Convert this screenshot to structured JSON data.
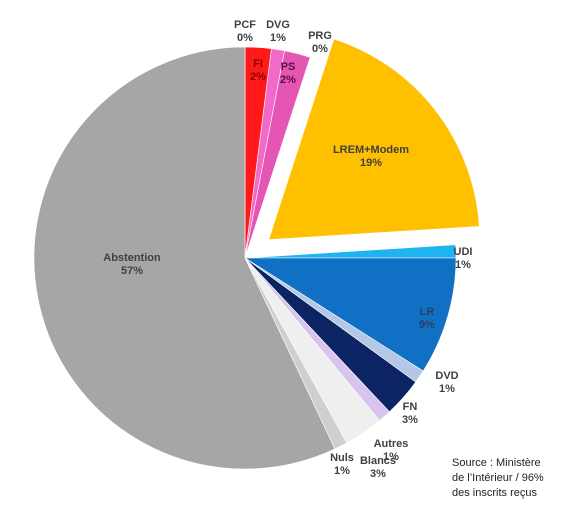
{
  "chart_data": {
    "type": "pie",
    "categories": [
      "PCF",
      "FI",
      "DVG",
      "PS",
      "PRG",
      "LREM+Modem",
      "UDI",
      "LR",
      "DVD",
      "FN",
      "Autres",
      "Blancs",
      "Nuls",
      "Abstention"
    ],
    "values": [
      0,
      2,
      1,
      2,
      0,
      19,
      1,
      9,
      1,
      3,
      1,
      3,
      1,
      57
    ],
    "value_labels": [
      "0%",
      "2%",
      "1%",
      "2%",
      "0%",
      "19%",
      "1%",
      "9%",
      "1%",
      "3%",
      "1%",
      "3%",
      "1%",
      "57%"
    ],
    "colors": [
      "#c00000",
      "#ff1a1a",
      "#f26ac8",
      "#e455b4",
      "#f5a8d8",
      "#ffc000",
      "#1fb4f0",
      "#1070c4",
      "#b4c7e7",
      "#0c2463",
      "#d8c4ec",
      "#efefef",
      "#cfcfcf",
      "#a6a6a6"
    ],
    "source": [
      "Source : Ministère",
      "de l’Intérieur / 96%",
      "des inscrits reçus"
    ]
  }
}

-*-*-

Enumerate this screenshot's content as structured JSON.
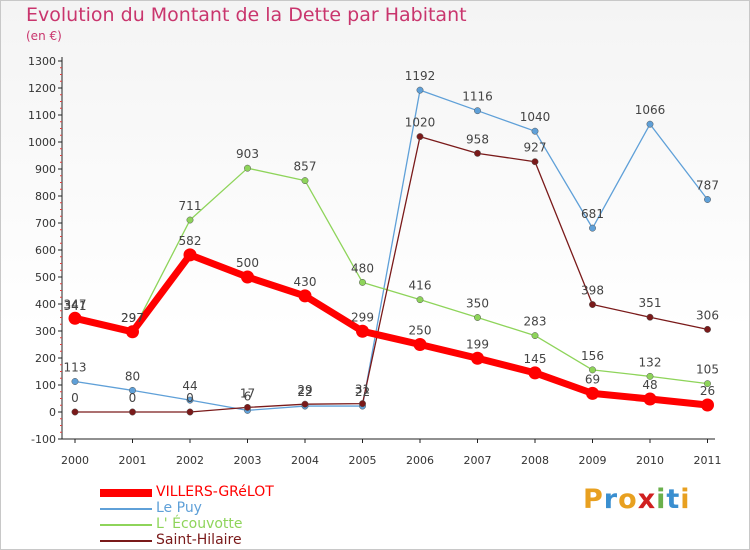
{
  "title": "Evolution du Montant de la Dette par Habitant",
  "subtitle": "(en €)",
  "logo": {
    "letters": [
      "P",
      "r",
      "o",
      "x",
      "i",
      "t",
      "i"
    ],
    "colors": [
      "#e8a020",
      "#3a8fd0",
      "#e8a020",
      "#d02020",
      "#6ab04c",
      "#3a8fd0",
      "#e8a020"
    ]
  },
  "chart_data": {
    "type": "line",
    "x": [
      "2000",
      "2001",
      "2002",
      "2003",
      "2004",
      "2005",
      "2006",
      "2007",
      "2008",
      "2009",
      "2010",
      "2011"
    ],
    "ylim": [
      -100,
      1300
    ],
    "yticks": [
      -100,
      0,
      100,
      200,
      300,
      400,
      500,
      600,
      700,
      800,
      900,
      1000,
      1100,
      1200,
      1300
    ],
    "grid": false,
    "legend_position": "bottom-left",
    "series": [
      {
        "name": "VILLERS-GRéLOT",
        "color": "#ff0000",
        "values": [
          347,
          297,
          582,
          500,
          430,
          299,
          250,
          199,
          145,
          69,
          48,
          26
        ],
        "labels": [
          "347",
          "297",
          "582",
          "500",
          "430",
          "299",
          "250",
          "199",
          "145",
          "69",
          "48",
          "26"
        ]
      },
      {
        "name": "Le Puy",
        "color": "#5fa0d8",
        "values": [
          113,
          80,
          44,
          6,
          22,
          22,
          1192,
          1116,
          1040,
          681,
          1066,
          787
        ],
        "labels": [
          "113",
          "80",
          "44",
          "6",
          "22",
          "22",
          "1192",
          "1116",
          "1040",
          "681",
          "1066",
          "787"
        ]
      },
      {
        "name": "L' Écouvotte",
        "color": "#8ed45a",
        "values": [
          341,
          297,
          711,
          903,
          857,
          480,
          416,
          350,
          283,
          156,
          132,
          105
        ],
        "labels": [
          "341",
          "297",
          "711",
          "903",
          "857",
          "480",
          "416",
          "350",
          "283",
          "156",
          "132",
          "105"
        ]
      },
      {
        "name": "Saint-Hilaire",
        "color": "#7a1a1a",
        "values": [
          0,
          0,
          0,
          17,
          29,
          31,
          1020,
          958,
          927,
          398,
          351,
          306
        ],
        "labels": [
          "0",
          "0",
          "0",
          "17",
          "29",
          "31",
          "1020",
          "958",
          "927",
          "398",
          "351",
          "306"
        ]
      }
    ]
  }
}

-*-*-

**Written instruction:**
Copy each line of the records above that carries the word "screenshot".

**Final answer:**
Convert this screenshot to structured JSON data.
Enumerate this screenshot's content as structured JSON.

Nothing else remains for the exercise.